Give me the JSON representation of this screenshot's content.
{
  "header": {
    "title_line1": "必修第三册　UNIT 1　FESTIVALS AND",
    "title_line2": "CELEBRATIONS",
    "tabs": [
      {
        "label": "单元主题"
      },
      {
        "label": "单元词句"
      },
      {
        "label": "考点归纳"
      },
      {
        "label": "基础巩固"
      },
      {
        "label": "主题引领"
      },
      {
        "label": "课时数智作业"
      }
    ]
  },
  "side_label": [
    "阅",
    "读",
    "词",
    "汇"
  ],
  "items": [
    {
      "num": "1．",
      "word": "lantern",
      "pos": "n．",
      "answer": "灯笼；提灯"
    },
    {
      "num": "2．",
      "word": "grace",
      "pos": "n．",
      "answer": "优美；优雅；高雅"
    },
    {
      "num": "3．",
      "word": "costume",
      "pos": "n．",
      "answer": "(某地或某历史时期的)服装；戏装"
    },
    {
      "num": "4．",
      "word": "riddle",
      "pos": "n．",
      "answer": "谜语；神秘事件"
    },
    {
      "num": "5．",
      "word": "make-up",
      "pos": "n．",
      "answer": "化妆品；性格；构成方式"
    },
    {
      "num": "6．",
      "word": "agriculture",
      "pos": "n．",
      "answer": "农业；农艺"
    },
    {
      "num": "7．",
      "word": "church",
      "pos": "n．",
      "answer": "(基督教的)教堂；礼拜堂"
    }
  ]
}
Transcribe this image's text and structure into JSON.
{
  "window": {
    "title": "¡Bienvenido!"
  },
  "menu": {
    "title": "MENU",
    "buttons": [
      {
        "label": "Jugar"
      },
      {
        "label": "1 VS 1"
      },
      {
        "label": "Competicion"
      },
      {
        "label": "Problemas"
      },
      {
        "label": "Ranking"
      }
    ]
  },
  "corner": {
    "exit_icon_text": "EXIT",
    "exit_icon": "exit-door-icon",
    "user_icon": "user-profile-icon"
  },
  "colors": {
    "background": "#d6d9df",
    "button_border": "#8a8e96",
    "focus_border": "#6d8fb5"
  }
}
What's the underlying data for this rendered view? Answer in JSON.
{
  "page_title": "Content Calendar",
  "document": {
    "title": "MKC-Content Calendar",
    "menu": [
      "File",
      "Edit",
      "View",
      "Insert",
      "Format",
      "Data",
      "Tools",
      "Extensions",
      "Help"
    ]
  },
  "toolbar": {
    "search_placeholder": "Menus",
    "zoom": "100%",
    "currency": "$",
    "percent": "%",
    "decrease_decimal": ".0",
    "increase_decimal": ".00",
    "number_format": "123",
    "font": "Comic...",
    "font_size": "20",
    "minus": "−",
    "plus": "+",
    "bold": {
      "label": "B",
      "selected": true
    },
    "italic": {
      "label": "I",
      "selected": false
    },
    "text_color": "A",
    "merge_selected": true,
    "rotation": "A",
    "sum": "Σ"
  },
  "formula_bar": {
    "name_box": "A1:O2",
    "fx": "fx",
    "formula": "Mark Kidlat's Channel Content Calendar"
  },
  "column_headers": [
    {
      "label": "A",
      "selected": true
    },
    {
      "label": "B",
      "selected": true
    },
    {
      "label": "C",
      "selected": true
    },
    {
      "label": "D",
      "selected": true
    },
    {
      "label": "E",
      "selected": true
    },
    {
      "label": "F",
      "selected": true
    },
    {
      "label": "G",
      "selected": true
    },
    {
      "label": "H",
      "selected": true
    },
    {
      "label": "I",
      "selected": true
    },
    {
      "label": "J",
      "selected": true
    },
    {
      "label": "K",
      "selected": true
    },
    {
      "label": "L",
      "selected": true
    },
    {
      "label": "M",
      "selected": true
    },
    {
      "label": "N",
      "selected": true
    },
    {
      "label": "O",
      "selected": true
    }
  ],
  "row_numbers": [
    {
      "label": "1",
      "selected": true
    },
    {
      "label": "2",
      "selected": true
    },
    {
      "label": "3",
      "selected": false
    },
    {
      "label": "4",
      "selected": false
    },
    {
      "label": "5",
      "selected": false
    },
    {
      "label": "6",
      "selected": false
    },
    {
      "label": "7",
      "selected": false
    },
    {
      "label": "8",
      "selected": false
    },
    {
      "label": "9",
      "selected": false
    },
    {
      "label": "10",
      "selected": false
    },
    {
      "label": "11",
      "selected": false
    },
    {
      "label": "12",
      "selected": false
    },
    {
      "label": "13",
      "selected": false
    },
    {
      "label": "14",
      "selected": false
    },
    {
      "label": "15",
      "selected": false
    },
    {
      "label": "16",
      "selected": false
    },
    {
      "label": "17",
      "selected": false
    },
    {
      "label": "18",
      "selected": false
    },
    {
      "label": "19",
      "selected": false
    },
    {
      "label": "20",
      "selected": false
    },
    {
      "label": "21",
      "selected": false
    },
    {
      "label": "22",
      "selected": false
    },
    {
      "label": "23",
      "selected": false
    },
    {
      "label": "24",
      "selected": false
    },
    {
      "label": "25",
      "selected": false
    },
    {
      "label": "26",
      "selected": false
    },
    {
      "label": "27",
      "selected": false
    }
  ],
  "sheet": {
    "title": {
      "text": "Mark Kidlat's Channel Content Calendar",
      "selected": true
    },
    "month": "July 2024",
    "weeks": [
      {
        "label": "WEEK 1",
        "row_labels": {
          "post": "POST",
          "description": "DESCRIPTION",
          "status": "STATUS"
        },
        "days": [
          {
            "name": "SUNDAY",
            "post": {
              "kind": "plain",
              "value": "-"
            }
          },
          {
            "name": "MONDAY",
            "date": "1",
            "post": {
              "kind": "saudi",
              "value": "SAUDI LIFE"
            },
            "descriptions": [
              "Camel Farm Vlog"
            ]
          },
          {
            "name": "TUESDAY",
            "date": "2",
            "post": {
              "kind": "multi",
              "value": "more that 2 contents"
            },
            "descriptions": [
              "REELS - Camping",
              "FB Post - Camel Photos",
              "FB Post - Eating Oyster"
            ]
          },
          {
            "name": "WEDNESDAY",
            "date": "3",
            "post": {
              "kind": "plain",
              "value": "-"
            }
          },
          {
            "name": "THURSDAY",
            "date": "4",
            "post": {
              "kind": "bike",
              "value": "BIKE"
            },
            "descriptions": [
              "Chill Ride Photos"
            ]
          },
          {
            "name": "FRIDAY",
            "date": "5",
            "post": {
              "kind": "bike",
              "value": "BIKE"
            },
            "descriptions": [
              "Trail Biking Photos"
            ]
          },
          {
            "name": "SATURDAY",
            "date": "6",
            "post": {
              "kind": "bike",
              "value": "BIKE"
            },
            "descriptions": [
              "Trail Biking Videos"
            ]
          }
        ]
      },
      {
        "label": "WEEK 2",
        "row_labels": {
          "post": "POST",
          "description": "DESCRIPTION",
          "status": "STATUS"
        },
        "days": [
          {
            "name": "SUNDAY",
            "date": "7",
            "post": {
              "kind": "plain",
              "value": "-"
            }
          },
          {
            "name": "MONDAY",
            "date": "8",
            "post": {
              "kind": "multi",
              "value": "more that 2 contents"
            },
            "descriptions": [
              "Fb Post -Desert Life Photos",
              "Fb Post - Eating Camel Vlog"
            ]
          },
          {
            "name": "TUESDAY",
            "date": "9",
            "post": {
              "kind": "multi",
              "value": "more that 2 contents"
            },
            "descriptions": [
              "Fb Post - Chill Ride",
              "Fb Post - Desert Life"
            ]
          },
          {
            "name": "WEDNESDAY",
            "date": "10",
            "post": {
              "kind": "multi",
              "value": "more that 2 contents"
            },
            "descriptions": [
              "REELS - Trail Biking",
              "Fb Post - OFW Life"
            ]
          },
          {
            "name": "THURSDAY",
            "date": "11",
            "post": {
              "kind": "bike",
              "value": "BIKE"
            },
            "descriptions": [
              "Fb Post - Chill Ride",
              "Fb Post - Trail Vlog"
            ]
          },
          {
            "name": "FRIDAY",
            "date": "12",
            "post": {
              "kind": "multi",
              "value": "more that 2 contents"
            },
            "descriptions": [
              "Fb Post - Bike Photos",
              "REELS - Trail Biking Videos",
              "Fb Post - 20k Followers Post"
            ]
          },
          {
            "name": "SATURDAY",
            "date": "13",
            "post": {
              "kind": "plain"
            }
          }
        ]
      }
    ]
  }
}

## WHAT THE TASK REQUIRES
Collect the lines that hold "word".

## RESULT FOR THIS TASK
      "word": "lantern",
      "word": "grace",
      "word": "costume",
      "word": "riddle",
      "word": "make-up",
      "word": "agriculture",
      "word": "church",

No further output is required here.